Bobby Colantonio Won Nationals With A Tumor On Femur, Has Cancer

This story was originally published on FloTrack

Bobby Colantonio felt like he was underperforming his entire senior year of high school because of a knee problem, though he was still very, very good. He won the weight throw at indoor nationals, the hammer throw at outdoor nationals, took fourth at the IAAF World U-20 Championships, and set a PR of 251-2 that made him the fifth best hammer thrower in U.S. high school history.

He told the  Providence Journal  that he thought he was just injured all season, saying, "The muscles are being pushed apart. Tendons are being shifted. By you realigning them it's going to feel better, but in the grand scheme of things there's something under there grinding on you."

When he went to start his freshman year at the University of Alabama in August, he was examined by the athletic department physician, according to DyeStat. That doctor ordered an x-ray that turned up a tumor on Colantonio's femur. 

"I knew what the words meant, but my mind was so scrambled," Colantonio recalled, according to the Providence Journal. "I couldn't think straight enough to distinguish what he was saying."

It was devastating news for the young athlete, who had just finished his high school career as a three-time state champion, a New Balance Nationals champion, and as a two-time finalist at the IAAF World Junior Championships.

§ What is needed
What does the article about Bobby Colantonio say, word for word, in everything from "He told the  Providence" down to "on Colantonio's femur."?

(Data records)

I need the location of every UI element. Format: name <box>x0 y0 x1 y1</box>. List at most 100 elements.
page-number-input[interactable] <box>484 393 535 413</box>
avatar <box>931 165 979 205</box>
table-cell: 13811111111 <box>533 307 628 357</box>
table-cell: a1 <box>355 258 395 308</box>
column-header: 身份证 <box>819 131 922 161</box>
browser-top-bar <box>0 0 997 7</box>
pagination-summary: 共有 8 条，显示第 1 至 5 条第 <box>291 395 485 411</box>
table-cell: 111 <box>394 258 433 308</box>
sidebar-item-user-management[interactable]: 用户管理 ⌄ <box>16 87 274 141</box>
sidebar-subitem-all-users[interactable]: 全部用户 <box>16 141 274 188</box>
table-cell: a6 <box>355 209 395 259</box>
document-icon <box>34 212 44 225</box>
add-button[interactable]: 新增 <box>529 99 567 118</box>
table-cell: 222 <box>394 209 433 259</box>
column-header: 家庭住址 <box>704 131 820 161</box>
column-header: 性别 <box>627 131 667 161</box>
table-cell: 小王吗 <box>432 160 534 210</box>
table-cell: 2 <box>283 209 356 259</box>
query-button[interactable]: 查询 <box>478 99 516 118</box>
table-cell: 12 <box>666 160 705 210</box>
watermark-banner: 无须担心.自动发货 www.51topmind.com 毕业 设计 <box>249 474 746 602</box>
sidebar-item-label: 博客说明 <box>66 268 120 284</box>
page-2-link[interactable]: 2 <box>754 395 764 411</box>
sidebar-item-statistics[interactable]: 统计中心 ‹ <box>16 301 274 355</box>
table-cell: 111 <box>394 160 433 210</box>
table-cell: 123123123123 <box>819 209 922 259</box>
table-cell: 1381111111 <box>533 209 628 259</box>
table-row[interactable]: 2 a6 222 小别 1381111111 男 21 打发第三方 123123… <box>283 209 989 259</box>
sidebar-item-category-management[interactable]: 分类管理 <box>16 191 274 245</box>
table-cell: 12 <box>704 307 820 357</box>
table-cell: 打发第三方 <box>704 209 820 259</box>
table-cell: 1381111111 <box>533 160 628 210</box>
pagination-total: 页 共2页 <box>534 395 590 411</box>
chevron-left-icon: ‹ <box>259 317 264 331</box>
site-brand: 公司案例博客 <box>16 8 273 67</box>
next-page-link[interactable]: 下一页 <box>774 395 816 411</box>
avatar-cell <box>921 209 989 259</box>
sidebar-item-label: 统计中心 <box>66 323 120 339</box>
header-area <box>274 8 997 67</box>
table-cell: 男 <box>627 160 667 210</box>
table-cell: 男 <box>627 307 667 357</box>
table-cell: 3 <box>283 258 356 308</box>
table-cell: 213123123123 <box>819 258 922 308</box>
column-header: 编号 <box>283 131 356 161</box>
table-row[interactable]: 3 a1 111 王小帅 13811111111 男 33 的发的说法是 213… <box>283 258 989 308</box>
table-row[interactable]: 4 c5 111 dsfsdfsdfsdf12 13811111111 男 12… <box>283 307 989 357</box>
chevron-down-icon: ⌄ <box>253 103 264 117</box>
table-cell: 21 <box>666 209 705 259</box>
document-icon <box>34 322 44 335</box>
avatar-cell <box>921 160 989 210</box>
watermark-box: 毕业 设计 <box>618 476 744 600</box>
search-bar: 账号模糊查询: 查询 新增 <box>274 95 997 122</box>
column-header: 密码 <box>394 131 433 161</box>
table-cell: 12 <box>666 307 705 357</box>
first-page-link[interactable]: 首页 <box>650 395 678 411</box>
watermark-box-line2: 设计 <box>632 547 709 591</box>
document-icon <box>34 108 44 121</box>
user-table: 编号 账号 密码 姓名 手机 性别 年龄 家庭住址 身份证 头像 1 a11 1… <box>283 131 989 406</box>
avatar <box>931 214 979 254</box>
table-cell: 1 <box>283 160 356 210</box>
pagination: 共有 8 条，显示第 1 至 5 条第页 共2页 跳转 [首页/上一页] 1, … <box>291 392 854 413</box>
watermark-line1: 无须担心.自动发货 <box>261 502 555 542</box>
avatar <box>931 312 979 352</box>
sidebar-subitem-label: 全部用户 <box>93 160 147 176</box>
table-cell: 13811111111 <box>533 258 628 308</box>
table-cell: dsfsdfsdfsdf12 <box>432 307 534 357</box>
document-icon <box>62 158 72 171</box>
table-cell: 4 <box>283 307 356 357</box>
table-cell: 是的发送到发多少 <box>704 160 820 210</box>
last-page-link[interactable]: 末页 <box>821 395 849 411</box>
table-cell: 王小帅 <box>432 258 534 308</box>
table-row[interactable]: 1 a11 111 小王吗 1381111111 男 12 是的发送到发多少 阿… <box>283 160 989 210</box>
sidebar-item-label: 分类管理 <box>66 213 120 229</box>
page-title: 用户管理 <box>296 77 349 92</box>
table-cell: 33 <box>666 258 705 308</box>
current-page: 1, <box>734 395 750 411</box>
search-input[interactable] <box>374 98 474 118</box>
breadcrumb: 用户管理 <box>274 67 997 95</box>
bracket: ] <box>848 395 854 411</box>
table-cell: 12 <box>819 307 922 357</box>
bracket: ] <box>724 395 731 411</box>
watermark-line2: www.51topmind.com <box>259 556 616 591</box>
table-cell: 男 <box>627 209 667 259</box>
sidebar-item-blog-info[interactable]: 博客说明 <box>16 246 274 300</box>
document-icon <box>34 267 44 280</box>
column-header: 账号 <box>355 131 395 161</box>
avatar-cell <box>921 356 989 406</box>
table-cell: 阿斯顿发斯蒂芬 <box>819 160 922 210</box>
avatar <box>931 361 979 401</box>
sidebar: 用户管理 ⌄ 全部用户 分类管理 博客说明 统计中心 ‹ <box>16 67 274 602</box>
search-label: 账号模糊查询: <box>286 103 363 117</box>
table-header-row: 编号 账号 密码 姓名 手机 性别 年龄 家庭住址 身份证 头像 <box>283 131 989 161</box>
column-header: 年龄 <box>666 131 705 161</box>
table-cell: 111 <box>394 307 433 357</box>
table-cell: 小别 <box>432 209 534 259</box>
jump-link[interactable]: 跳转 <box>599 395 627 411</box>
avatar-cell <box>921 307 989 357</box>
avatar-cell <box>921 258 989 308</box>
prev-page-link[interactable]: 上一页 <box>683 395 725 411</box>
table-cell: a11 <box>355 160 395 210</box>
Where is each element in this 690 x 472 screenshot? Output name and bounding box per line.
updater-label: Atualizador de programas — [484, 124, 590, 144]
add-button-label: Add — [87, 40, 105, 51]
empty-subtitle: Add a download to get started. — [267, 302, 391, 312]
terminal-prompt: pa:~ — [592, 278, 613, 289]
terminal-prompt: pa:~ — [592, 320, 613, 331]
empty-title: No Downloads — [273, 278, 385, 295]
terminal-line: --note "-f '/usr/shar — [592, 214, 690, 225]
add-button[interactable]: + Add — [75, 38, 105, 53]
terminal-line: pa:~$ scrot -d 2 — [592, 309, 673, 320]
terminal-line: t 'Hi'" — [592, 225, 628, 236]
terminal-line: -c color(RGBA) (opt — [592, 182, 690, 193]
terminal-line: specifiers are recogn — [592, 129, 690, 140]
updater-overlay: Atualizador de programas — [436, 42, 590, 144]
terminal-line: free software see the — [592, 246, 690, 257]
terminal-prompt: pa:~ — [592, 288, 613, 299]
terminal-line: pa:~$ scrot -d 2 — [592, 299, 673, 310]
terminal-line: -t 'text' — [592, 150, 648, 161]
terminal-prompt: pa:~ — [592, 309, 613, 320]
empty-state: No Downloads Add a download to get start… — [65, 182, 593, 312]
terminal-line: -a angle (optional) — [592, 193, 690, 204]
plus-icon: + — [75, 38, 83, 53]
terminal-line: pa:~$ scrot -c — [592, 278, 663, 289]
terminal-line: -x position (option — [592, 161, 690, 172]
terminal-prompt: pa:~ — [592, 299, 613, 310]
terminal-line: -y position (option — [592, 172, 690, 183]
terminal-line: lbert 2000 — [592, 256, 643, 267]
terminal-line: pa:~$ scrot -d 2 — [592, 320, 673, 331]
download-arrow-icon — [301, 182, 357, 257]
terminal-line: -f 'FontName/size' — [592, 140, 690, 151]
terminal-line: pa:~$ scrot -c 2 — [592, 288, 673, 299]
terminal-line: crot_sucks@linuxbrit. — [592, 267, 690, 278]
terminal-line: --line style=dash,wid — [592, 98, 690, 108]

§ Solution to the exercise
He told the  Providence Journal  that he thought he was just injured all season, saying, "The muscles are being pushed apart. Tendons are being shifted. By you realigning them it's going to feel better, but in the grand scheme of things there's something under there grinding on you."

When he went to start his freshman year at the University of Alabama in August, he was examined by the athletic department physician, according to DyeStat. That doctor ordered an x-ray that turned up a tumor on Colantonio's femur.